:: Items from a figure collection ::
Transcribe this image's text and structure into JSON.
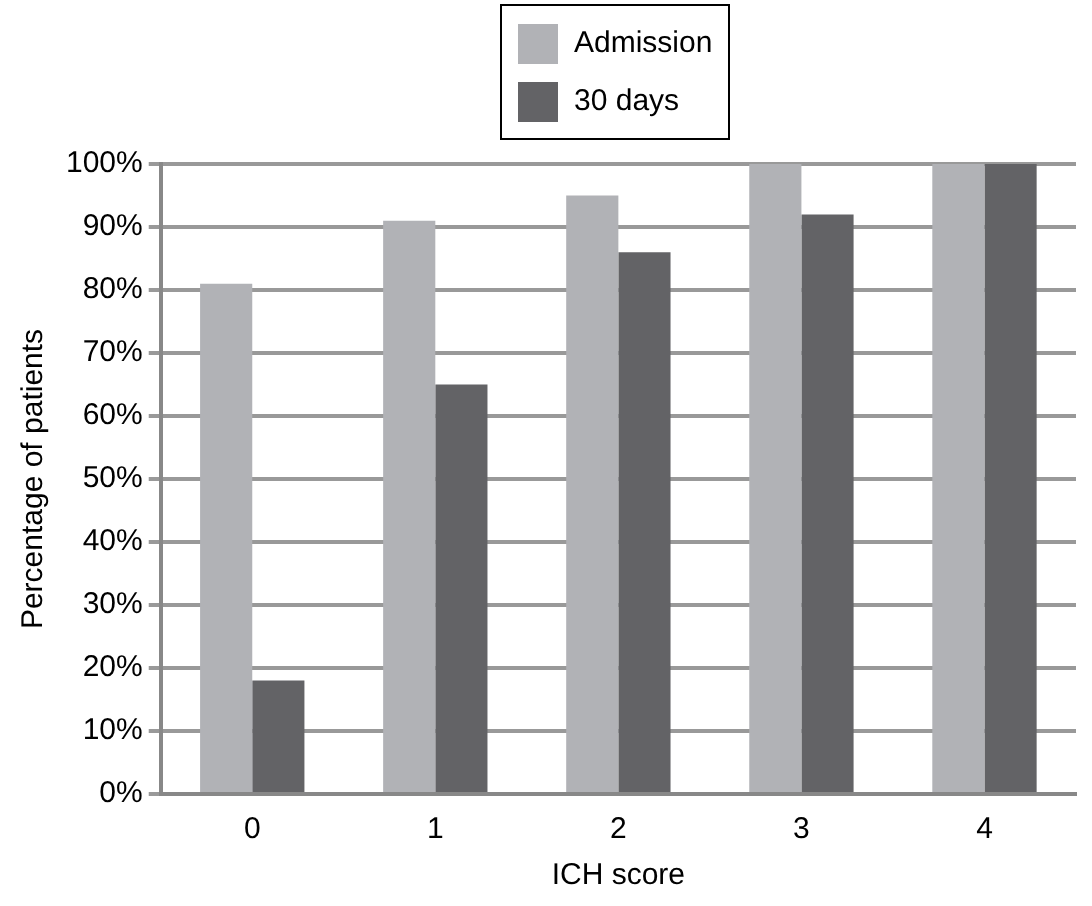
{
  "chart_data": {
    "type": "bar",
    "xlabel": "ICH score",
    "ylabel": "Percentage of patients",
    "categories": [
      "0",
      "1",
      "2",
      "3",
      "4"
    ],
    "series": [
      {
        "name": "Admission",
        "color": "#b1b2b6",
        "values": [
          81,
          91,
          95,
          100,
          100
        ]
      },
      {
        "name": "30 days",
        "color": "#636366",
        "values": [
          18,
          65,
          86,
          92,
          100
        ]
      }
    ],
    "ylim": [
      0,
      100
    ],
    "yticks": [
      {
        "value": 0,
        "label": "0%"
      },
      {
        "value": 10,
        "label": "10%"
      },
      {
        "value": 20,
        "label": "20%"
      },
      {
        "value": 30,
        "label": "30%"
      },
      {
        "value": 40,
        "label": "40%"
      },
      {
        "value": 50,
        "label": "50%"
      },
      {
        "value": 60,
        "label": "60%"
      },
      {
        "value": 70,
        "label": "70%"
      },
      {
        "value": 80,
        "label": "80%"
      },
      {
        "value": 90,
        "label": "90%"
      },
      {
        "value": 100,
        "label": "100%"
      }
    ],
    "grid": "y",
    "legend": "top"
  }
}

:: WHAT TO DO ::
Send back the data above word for word, with the pictures left out.

:: PROBLEM SOLUTION ::
Transcribe this image's text and structure into JSON.
{
  "chart_data": {
    "type": "bar",
    "xlabel": "ICH score",
    "ylabel": "Percentage of patients",
    "categories": [
      "0",
      "1",
      "2",
      "3",
      "4"
    ],
    "series": [
      {
        "name": "Admission",
        "color": "#b1b2b6",
        "values": [
          81,
          91,
          95,
          100,
          100
        ]
      },
      {
        "name": "30 days",
        "color": "#636366",
        "values": [
          18,
          65,
          86,
          92,
          100
        ]
      }
    ],
    "ylim": [
      0,
      100
    ],
    "yticks": [
      {
        "value": 0,
        "label": "0%"
      },
      {
        "value": 10,
        "label": "10%"
      },
      {
        "value": 20,
        "label": "20%"
      },
      {
        "value": 30,
        "label": "30%"
      },
      {
        "value": 40,
        "label": "40%"
      },
      {
        "value": 50,
        "label": "50%"
      },
      {
        "value": 60,
        "label": "60%"
      },
      {
        "value": 70,
        "label": "70%"
      },
      {
        "value": 80,
        "label": "80%"
      },
      {
        "value": 90,
        "label": "90%"
      },
      {
        "value": 100,
        "label": "100%"
      }
    ],
    "grid": "y",
    "legend": "top"
  }
}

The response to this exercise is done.